Dataset records:
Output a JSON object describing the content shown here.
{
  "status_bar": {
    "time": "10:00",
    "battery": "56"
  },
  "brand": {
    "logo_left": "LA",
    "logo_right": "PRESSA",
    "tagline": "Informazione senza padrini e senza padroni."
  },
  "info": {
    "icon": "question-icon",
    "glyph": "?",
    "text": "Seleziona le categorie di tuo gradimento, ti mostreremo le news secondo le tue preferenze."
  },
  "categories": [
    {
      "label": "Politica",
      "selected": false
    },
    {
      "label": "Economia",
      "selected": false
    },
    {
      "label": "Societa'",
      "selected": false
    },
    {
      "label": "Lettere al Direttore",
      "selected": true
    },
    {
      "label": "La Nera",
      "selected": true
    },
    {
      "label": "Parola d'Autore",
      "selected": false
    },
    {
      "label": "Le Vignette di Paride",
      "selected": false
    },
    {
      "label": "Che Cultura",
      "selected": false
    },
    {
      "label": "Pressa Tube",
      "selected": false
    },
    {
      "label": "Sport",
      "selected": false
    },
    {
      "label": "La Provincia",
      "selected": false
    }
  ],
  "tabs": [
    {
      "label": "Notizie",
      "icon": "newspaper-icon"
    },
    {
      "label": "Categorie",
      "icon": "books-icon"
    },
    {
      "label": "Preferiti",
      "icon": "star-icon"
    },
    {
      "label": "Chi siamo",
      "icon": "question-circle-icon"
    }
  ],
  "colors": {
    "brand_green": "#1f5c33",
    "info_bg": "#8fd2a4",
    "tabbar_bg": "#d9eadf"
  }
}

### Job
Quote all the records. Keep every word exact.

### Answer
Output a JSON object describing the content shown here.
{
  "status_bar": {
    "time": "10:00",
    "battery": "56"
  },
  "brand": {
    "logo_left": "LA",
    "logo_right": "PRESSA",
    "tagline": "Informazione senza padrini e senza padroni."
  },
  "info": {
    "icon": "question-icon",
    "glyph": "?",
    "text": "Seleziona le categorie di tuo gradimento, ti mostreremo le news secondo le tue preferenze."
  },
  "categories": [
    {
      "label": "Politica",
      "selected": false
    },
    {
      "label": "Economia",
      "selected": false
    },
    {
      "label": "Societa'",
      "selected": false
    },
    {
      "label": "Lettere al Direttore",
      "selected": true
    },
    {
      "label": "La Nera",
      "selected": true
    },
    {
      "label": "Parola d'Autore",
      "selected": false
    },
    {
      "label": "Le Vignette di Paride",
      "selected": false
    },
    {
      "label": "Che Cultura",
      "selected": false
    },
    {
      "label": "Pressa Tube",
      "selected": false
    },
    {
      "label": "Sport",
      "selected": false
    },
    {
      "label": "La Provincia",
      "selected": false
    }
  ],
  "tabs": [
    {
      "label": "Notizie",
      "icon": "newspaper-icon"
    },
    {
      "label": "Categorie",
      "icon": "books-icon"
    },
    {
      "label": "Preferiti",
      "icon": "star-icon"
    },
    {
      "label": "Chi siamo",
      "icon": "question-circle-icon"
    }
  ],
  "colors": {
    "brand_green": "#1f5c33",
    "info_bg": "#8fd2a4",
    "tabbar_bg": "#d9eadf"
  }
}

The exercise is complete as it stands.